Short exercise: Below are some records. Copy every line in them that holds "道恩特纤项目".
^^^^^^^^^^^^^^^^
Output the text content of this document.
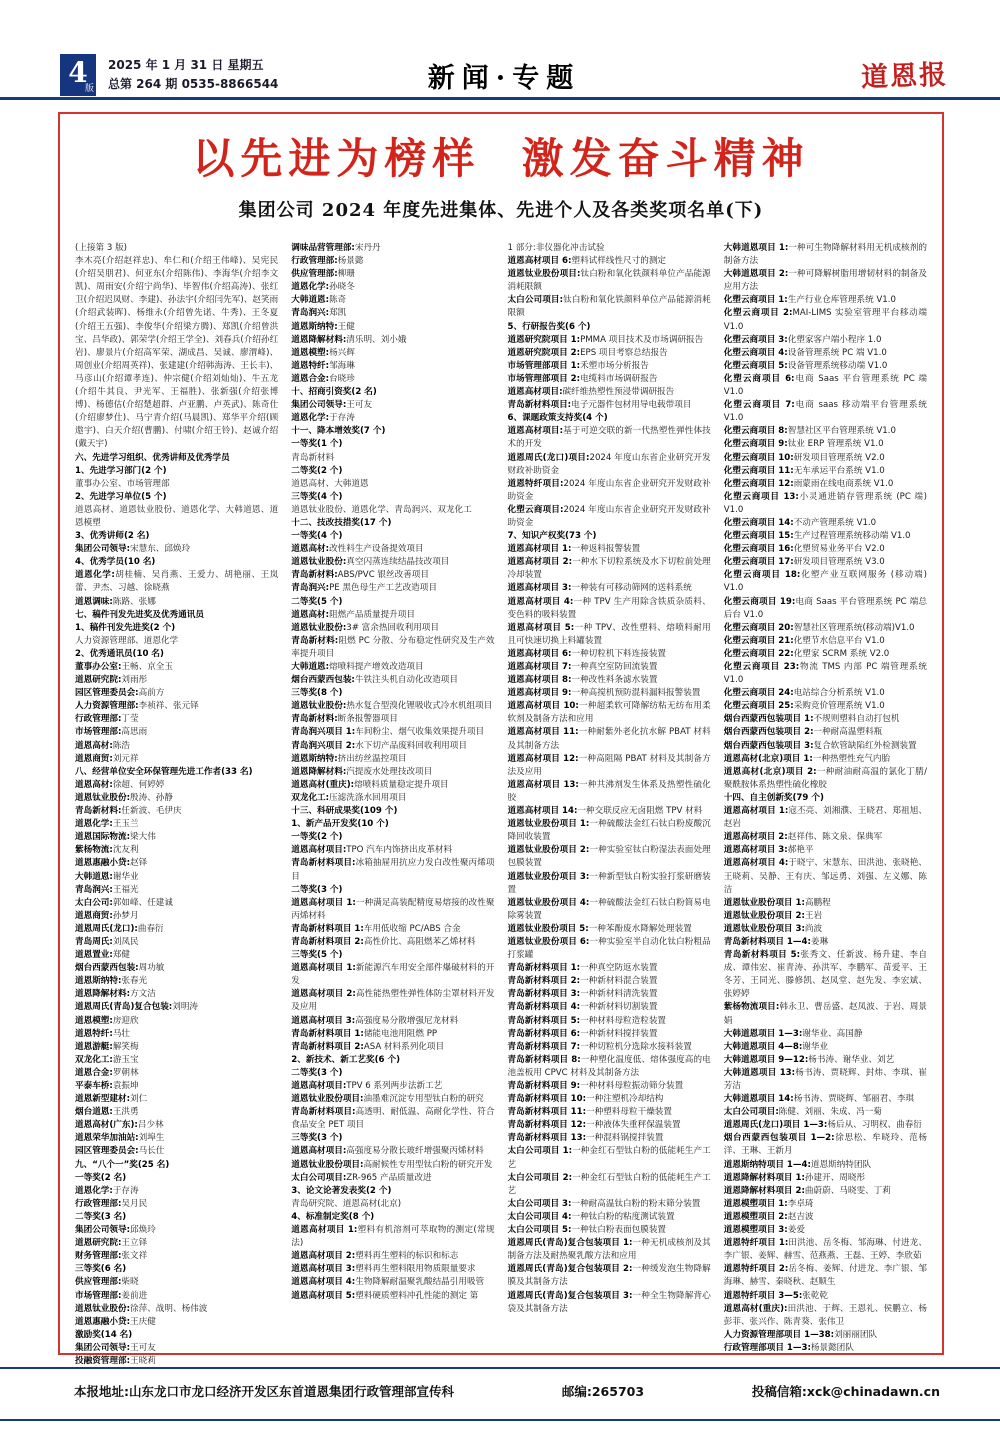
4
版
2025 年 1 月 31 日 星期五
总第 264 期 0535-8866544	新闻·专题	道恩报
以先进为榜样  激发奋斗精神
集团公司 2024 年度先进集体、先进个人及各类奖项名单(下)
(上接第 3 版)
李木亮(介绍赵祥忠)、牟仁和(介绍王伟峰)、吴宪民(介绍吴朋君)、何亚东(介绍陈伟)、李海华(介绍李文凯)、周雨安(介绍宁尚华)、毕智伟(介绍高涛)、张红卫(介绍迟凤财、李建)、孙法宇(介绍闫先军)、赵笑雨(介绍武装晖)、杨维永(介绍曾先诺、牛秀)、王冬夏(介绍王五强)、李俊华(介绍梁方腾)、郑凯(介绍曾洪宝、吕华政)、郭荣学(介绍王学全)、刘春兵(介绍孙红岩)、廖景片(介绍高军荣、湖成昌、吴诚、廖渭峰)、周创业(介绍周英祥)、张建建(介绍韩海涛、王长丰)、马彦山(介绍谭孝连)、仲宗健(介绍刘灿灿)、牛五龙(介绍牛其良、尹光军、王福胜)、张新强(介绍张博博)、杨德估(介绍楚超群、卢亚鹏、卢英武)、陈奇仕(介绍廖梦仕)、马宁青介绍(马晨凯)、郑华平介绍(顾遨宇)、白天介绍(曹鹏)、付啸(介绍王铃)、赵诚介绍(戴天宇)
六、先进学习组织、优秀讲师及优秀学员
1、先进学习部门(2 个)
董事办公室、市场管理部
2、先进学习单位(5 个)
道恩高材、道恩钛业股份、道恩化学、大韩道恩、道恩模塑
3、优秀讲师(2 名)
集团公司领导:宋慧东、邱焕玲
4、优秀学员(10 名)
道恩化学:胡桂楠、吴肖燕、王爱力、胡艳丽、王岚蕾、尹杰、习越、徐晓燕
道恩调味:陈路、张娜
七、稿件刊发先进奖及优秀通讯员
1、稿件刊发先进奖(2 个)
人力资源管理部、道恩化学
2、优秀通讯员(10 名)
董事办公室:王畅、京全玉
道恩研究院:刘雨彤
园区管理委员会:高前方
人力资源管理部:李祯祥、张元铎
行政管理部:丁莹
市场管理部:高思雨
道恩高材:陈浩
道恩商贸:刘元祥
八、经营单位安全环保管理先进工作者(33 名)
道恩高材:徐超、何婷婷
道恩钛业股份:殷涛、孙静
青岛新材料:任新波、毛伊庆
道恩化学:王玉兰
道恩国际物流:梁大伟
紫杨物流:沈友利
道恩惠融小贷:赵铎
大韩道恩:谢华业
青岛润兴:王福光
太白公司:郭如峰、任建诚
道恩商贸:孙梦月
道恩周氏(龙口):曲春衍
青岛周氏:刘凤民
道恩置业:郑健
烟台西蒙西包装:周功敏
道恩斯纳特:张春光
道恩降解材料:方文洁
道恩周氏(青岛)复合包装:刘明涛
道恩模塑:房迎欣
道恩特纤:马壮
道恩游艇:解笑梅
双龙化工:游玉宝
道恩合金:罗朝林
平泰车桥:袁振坤
道恩新型建材:刘仁
烟台道恩:王洪勇
道恩高材(广东):吕少林
道恩荣华加油站:刘埠生
园区管理委员会:马长仕
九、“八个一”奖(25 名)
一等奖(2 名)
道恩化学:于存涛
行政管理部:吴月民
二等奖(3 名)
集团公司领导:邱焕玲
道恩研究院:王立铎
财务管理部:张文祥
三等奖(6 名)
供应管理部:柴晓
市场管理部:姜前进
道恩钛业股份:徐萍、战明、杨伟波
道恩惠融小贷:王庆健
激励奖(14 名)
集团公司领导:王可友
投融资管理部:王晓莉
调味品营管理部:宋丹丹
行政管理部:杨景懿
供应管理部:柳珊
道恩化学:孙晓冬
大韩道恩:陈奇
青岛润兴:郑凯
道恩斯纳特:王健
道恩降解材料:清乐明、刘小娥
道恩模塑:杨兴辉
道恩特纤:邹海琳
道恩合金:台晓珍
十、招商引资奖(2 名)
集团公司领导:王可友
道恩化学:于存涛
十一、降本增效奖(7 个)
一等奖(1 个)
青岛新材料
二等奖(2 个)
道恩高材、大韩道恩
三等奖(4 个)
道恩钛业股份、道恩化学、青岛润兴、双龙化工
十二、技改技措奖(17 个)
一等奖(4 个)
道恩高材:改性料生产设备提效项目
道恩钛业股份:真空闪蒸连续结晶技改项目
青岛新材料:ABS/PVC 银丝改善项目
青岛润兴:PE 黑色母生产工艺改造项目
二等奖(5 个)
道恩高材:阻燃产品质量提升项目
道恩钛业股份:3# 富余热回收利用项目
青岛新材料:阻燃 PC 分散、分布稳定性研究及生产效率提升项目
大韩道恩:熔喷料提产增效改造项目
烟台西蒙西包装:牛铁注头机自动化改造项目
三等奖(8 个)
道恩钛业股份:热水复合型溴化锂吸收式冷水机组项目
青岛新材料:断条报警器项目
青岛润兴项目 1:车间粉尘、烟气收集效果提升项目
青岛润兴项目 2:水下切产品废料回收利用项目
道恩斯纳特:挤出纺丝温控项目
道恩降解材料:汽提废水处理技改项目
道恩高材(重庆):熔喷料质量稳定提升项目
双龙化工:压滤洗涤水回用项目
十三、科研成果奖(109 个)
1、新产品开发奖(10 个)
一等奖(2 个)
道恩高材项目:TPO 汽车内饰挤出皮革材料
青岛新材料项目:冰箱抽屉用抗应力发白改性聚丙烯项目
二等奖(3 个)
道恩高材项目 1:一种满足高装配精度易熔接的改性聚丙烯材料
青岛新材料项目 1:车用低收缩 PC/ABS 合金
青岛新材料项目 2:高性价比、高阻燃苯乙烯材料
三等奖(5 个)
道恩高材项目 1:新能源汽车用安全部件爆破材料的开发
道恩高材项目 2:高性能热塑性弹性体防尘罩材料开发及应用
道恩高材项目 3:高强度易分散增强尼龙材料
青岛新材料项目 1:储能电池用阻燃 PP
青岛新材料项目 2:ASA 材料系列化项目
2、新技术、新工艺奖(6 个)
二等奖(3 个)
道恩高材项目:TPV 6 系列两步法新工艺
道恩钛业股份项目:油墨难沉淀专用型钛白粉的研究
青岛新材料项目:高透明、耐低温、高耐化学性、符合食品安全 PET 项目
三等奖(3 个)
道恩高材项目:高强度易分散长玻纤增强聚丙烯材料
道恩钛业股份项目:高耐候性专用型钛白粉的研究开发
太白公司项目:ZR-965 产品质量改进
3、论文论著发表奖(2 个)
青岛研究院、道恩高材(北京)
4、标准制定奖(8 个)
道恩高材项目 1:塑料有机溶剂可萃取物的测定(常规法)
道恩高材项目 2:塑料再生塑料的标识和标志
道恩高材项目 3:塑料再生塑料限用物质限量要求
道恩高材项目 4:生物降解耐温聚乳酸结晶引用吸管
道恩高材项目 5:塑料硬质塑料冲孔性能的测定 第
1 部分:非仪器化冲击试验
道恩高材项目 6:塑料试样线性尺寸的测定
道恩钛业股份项目:钛白粉和氧化铁颜料单位产品能源消耗限额
太白公司项目:钛白粉和氧化铁颜料单位产品能源消耗限额
5、行研报告奖(6 个)
道恩研究院项目 1:PMMA 项目技术及市场调研报告
道恩研究院项目 2:EPS 项目考察总结报告
市场管理部项目 1:禾塑市场分析报告
市场管理部项目 2:电缆料市场调研报告
道恩高材项目:碳纤维热塑性预浸带调研报告
青岛新材料项目:电子元器件包材用导电载带项目
6、课题政策支持奖(4 个)
道恩高材项目:基于可逆交联的新一代热塑性弹性体技术的开发
道恩周氏(龙口)项目:2024 年度山东省企业研究开发财政补助资金
道恩特纤项目:2024 年度山东省企业研究开发财政补助资金
化塑云商项目:2024 年度山东省企业研究开发财政补助资金
7、知识产权奖(73 个)
道恩高材项目 1:一种返料报警装置
道恩高材项目 2:一种水下切粒系统及水下切粒前处理冷却装置
道恩高材项目 3:一种装有可移动筛网的送料系统
道恩高材项目 4:一种 TPV 生产用除含铁质杂质料、变色料的吸料装置
道恩高材项目 5:一种 TPV、改性塑料、熔喷料耐用且可快速切换上料罐装置
道恩高材项目 6:一种切粒机下料连接装置
道恩高材项目 7:一种真空室防回流装置
道恩高材项目 8:一种改性料条滤水装置
道恩高材项目 9:一种高搅机预防混料漏料报警装置
道恩高材项目 10:一种超柔软可降解纺粘无纺布用柔软剂及制备方法和应用
道恩高材项目 11:一种耐紫外老化抗水解 PBAT 材料及其制备方法
道恩高材项目 12:一种高阻隔 PBAT 材料及其制备方法及应用
道恩高材项目 13:一种共沸剂发生体系及热塑性硫化胶
道恩高材项目 14:一种交联反应无卤阻燃 TPV 材料
道恩钛业股份项目 1:一种硫酸法金红石钛白粉废酸沉降回收装置
道恩钛业股份项目 2:一种实验室钛白粉湿法表面处理包膜装置
道恩钛业股份项目 3:一种新型钛白粉实验打浆研磨装置
道恩钛业股份项目 4:一种硫酸法金红石钛白粉简易电除雾装置
道恩钛业股份项目 5:一种苯酚废水降解处理装置
道恩钛业股份项目 6:一种实验室半自动化钛白粉粗品打浆罐
青岛新材料项目 1:一种真空防返水装置
青岛新材料项目 2:一种新材料混合装置
青岛新材料项目 3:一种新材料清洗装置
青岛新材料项目 4:一种新材料切割装置
青岛新材料项目 5:一种材料母粒造粒装置
青岛新材料项目 6:一种新材料搅拌装置
青岛新材料项目 7:一种切粒机分选除水接料装置
青岛新材料项目 8:一种塑化温度低、熔体强度高的电池盖板用 CPVC 材料及其制备方法
青岛新材料项目 9:一种材料母粒振动筛分装置
青岛新材料项目 10:一种注塑机冷却结构
青岛新材料项目 11:一种塑料母粒干燥装置
青岛新材料项目 12:一种液体失重秤保温装置
青岛新材料项目 13:一种混料锅搅拌装置
太白公司项目 1:一种金红石型钛白粉的低能耗生产工艺
太白公司项目 2:一种金红石型钛白粉的低能耗生产工艺
太白公司项目 3:一种耐高温钛白粉的粉末筛分装置
太白公司项目 4:一种钛白粉的粘度测试装置
太白公司项目 5:一种钛白粉表面包膜装置
道恩周氏(青岛)复合包装项目 1:一种无机成核剂及其制备方法及耐热聚乳酸方法和应用
道恩周氏(青岛)复合包装项目 2:一种缓发泡生物降解膜及其制备方法
道恩周氏(青岛)复合包装项目 3:一种全生物降解背心袋及其制备方法
大韩道恩项目 1:一种可生物降解材料用无机成核剂的制备方法
大韩道恩项目 2:一种可降解树脂用增韧材料的制备及应用方法
化塑云商项目 1:生产行业仓库管理系统 V1.0
化塑云商项目 2:MAI-LIMS 实验室管理平台移动端 V1.0
化塑云商项目 3:化塑家客户端小程序 1.0
化塑云商项目 4:设备管理系统 PC 端 V1.0
化塑云商项目 5:设备管理系统移动端 V1.0
化塑云商项目 6:电商 Saas 平台管理系统 PC 端 V1.0
化塑云商项目 7:电商 saas 移动端平台管理系统 V1.0
化塑云商项目 8:智慧社区平台管理系统 V1.0
化塑云商项目 9:钛业 ERP 管理系统 V1.0
化塑云商项目 10:研发项目管理系统 V2.0
化塑云商项目 11:无车承运平台系统 V1.0
化塑云商项目 12:雨蒙雨在线电商系统 V1.0
化塑云商项目 13:小灵通进销存管理系统 (PC 端) V1.0
化塑云商项目 14:不动产管理系统 V1.0
化塑云商项目 15:生产过程管理系统移动端 V1.0
化塑云商项目 16:化塑贸易业务平台 V2.0
化塑云商项目 17:研发项目管理系统 V3.0
化塑云商项目 18:化塑产业互联网服务 (移动端) V1.0
化塑云商项目 19:电商 Saas 平台管理系统 PC 端总后台 V1.0
化塑云商项目 20:智慧社区管理系统(移动端)V1.0
化塑云商项目 21:化塑节水信息平台 V1.0
化塑云商项目 22:化塑家 SCRM 系统 V2.0
化塑云商项目 23:物流 TMS 内部 PC 端管理系统 V1.0
化塑云商项目 24:电站综合分析系统 V1.0
化塑云商项目 25:采购竞价管理系统 V1.0
烟台西蒙西包装项目 1:不规则塑料自动打包机
烟台西蒙西包装项目 2:一种耐高温塑料瓶
烟台西蒙西包装项目 3:复合软管缺陷红外检测装置
道恩高材(北京)项目 1:一种热塑性充气内胎
道恩高材(北京)项目 2:一种耐油耐高温的氯化丁腈/聚酰胺体系热塑性硫化橡胶
十四、自主创新奖(79 个)
道恩高材项目 1:寇丕亮、刘湘濮、王晓君、郑祖旭、赵岩
道恩高材项目 2:赵祥伟、陈文泉、保典军
道恩高材项目 3:郝艳平
道恩高材项目 4:于晓宁、宋慧东、田洪池、张晓艳、王晓莉、吴静、王有庆、邹远勇、刘强、左义娜、陈洁
道恩钛业股份项目 1:高鹏程
道恩钛业股份项目 2:王岩
道恩钛业股份项目 3:尚波
青岛新材料项目 1—4:姜琳
青岛新材料项目 5:张秀文、任新波、杨升建、李自成、谭伟宏、崔青涛、孙洪军、李鹏军、苗爱平、王冬芳、王同光、滕修凯、赵凤堂、赵先发、李宏斌、张婷婷
紫杨物流项目:韩永卫、曹岳盛、赵凤波、于岩、周景娟
大韩道恩项目 1—3:谢华业、高国静
大韩道恩项目 4—8:谢华业
大韩道恩项目 9—12:杨书涛、谢华业、刘艺
大韩道恩项目 13:杨书涛、贾晓辉、封炜、李琪、崔芳洁
大韩道恩项目 14:杨书涛、贾晓辉、邹丽君、李琪
太白公司项目:陈健、刘丽、朱成、冯一菊
道恩周氏(龙口)项目 1—3:杨后从、习明权、曲春衍
烟台西蒙西包装项目 1—2:徐思松、牟晓玲、范杨洋、王琳、王新月
道恩斯纳特项目 1—4:道恩斯纳特团队
道恩降解材料项目 1:孙建开、周晓彤
道恩降解材料项目 2:曲蔚蔚、马晓雯、丁莉
道恩模塑项目 1:李卓琦
道恩模塑项目 2:赵吉波
道恩模塑项目 3:姜爱
道恩特纤项目 1:田洪池、岳冬梅、邹海琳、付进龙、李广银、姜辉、赫雪、范燕燕、王磊、王婷、李欣茹
道恩特纤项目 2:岳冬梅、姜辉、付进龙、李广银、邹海琳、赫雪、秦晓秋、赵顺生
道恩特纤项目 3—5:张乾乾
道恩高材(重庆):田洪池、于辉、王恩礼、侯鹏立、杨彭菲、张兴作、陈青葵、张伟卫
人力资源管理部项目 1—38:刘丽丽团队
行政管理部项目 1—3:杨景懿团队
本报地址:山东龙口市龙口经济开发区东首道恩集团行政管理部宣传科	邮编:265703	投稿信箱:xck@chinadawn.cn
^^^^^^^^^^^^^^^^
Completed exercise:
道恩特纤项目:2024 年度山东省企业研究开发财政补助资金
道恩特纤项目 1:田洪池、岳冬梅、邹海琳、付进龙、李广银、姜辉、赫雪、范燕燕、王磊、王婷、李欣茹
道恩特纤项目 2:岳冬梅、姜辉、付进龙、李广银、邹海琳、赫雪、秦晓秋、赵顺生
道恩特纤项目 3—5:张乾乾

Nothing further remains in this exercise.